-- begin DATA EXCERPTS --

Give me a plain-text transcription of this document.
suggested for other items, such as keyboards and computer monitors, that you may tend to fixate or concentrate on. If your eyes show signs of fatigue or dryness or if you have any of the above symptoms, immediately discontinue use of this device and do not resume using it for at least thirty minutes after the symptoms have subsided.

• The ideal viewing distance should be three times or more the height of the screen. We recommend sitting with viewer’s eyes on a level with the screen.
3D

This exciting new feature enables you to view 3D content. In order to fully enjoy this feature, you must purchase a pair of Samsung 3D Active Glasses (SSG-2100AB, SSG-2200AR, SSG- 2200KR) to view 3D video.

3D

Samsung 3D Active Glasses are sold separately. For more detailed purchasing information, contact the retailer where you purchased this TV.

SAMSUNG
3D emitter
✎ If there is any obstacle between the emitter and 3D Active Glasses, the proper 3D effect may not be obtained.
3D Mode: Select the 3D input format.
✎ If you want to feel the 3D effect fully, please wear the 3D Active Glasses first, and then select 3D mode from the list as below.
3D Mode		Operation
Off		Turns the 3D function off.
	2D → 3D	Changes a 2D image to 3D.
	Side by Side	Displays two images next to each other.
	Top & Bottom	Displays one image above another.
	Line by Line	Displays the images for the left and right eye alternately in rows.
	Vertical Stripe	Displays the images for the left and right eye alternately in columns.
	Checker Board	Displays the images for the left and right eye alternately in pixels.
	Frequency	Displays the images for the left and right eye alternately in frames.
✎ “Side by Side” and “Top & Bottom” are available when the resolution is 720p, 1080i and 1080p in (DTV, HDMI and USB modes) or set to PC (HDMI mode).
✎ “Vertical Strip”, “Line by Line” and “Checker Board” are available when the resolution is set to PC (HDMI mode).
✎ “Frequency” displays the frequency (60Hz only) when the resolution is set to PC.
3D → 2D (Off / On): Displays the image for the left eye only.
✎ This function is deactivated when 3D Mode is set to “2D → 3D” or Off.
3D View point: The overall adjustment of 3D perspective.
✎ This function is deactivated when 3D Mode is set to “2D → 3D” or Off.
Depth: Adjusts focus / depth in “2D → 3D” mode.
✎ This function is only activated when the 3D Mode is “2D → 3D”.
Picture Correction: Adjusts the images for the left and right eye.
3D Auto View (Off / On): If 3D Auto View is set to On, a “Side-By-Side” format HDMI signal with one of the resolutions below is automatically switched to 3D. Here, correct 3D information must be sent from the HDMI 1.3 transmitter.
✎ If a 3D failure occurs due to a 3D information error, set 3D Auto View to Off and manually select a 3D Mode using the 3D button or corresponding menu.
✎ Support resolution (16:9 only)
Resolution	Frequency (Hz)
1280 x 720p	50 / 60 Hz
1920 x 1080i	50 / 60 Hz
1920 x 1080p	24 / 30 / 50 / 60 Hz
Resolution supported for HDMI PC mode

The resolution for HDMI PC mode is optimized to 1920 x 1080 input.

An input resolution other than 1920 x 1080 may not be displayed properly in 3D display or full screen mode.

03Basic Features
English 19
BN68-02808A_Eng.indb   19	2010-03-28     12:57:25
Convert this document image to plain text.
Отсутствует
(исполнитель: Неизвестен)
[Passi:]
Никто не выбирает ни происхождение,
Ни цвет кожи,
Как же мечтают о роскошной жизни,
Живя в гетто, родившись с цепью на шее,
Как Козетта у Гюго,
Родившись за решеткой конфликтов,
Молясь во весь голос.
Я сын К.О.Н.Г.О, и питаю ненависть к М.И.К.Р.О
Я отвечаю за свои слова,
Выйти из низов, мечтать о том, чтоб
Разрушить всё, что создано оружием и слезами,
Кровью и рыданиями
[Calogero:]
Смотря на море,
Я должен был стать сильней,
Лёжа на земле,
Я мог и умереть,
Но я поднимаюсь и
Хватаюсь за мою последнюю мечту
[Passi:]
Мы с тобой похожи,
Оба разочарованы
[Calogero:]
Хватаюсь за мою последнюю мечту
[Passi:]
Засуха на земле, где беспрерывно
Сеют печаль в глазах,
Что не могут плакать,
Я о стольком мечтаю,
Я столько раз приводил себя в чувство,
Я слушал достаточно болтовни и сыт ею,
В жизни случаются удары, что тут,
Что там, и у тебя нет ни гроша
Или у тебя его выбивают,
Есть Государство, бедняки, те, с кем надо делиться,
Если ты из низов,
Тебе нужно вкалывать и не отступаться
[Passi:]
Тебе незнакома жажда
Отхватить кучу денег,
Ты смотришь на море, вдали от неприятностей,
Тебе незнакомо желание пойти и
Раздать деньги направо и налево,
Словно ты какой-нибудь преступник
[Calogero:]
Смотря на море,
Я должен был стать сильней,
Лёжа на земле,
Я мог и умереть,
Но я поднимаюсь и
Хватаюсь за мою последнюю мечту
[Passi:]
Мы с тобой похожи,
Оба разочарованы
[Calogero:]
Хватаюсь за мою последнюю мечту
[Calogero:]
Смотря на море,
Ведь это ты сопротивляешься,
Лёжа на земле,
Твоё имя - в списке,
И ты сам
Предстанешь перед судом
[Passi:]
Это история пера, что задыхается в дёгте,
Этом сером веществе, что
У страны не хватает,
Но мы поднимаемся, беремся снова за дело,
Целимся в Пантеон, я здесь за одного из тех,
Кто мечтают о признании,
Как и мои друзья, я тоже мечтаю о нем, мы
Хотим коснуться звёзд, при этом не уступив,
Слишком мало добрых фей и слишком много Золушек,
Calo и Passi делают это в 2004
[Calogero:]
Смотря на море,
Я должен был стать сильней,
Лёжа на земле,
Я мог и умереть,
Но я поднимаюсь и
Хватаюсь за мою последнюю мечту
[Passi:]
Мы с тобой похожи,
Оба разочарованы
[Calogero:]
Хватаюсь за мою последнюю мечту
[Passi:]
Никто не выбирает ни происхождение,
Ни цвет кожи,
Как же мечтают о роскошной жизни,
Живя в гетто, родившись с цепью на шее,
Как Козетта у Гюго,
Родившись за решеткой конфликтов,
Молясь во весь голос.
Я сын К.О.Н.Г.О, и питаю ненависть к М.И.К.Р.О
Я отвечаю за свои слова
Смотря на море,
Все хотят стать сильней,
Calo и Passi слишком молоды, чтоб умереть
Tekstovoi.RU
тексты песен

-- end DATA EXCERPTS --

TASK INSTRUCTIONS: Look through the data above. Each line containing the word "Auto" needs to be copied.

EXERCISE ANSWER:
3D Auto View (Off / On): If 3D Auto View is set to On, a “Side-By-Side” format HDMI signal with one of the resolutions below is automatically switched to 3D. Here, correct 3D information must be sent from the HDMI 1.3 transmitter.
✎ If a 3D failure occurs due to a 3D information error, set 3D Auto View to Off and manually select a 3D Mode using the 3D button or corresponding menu.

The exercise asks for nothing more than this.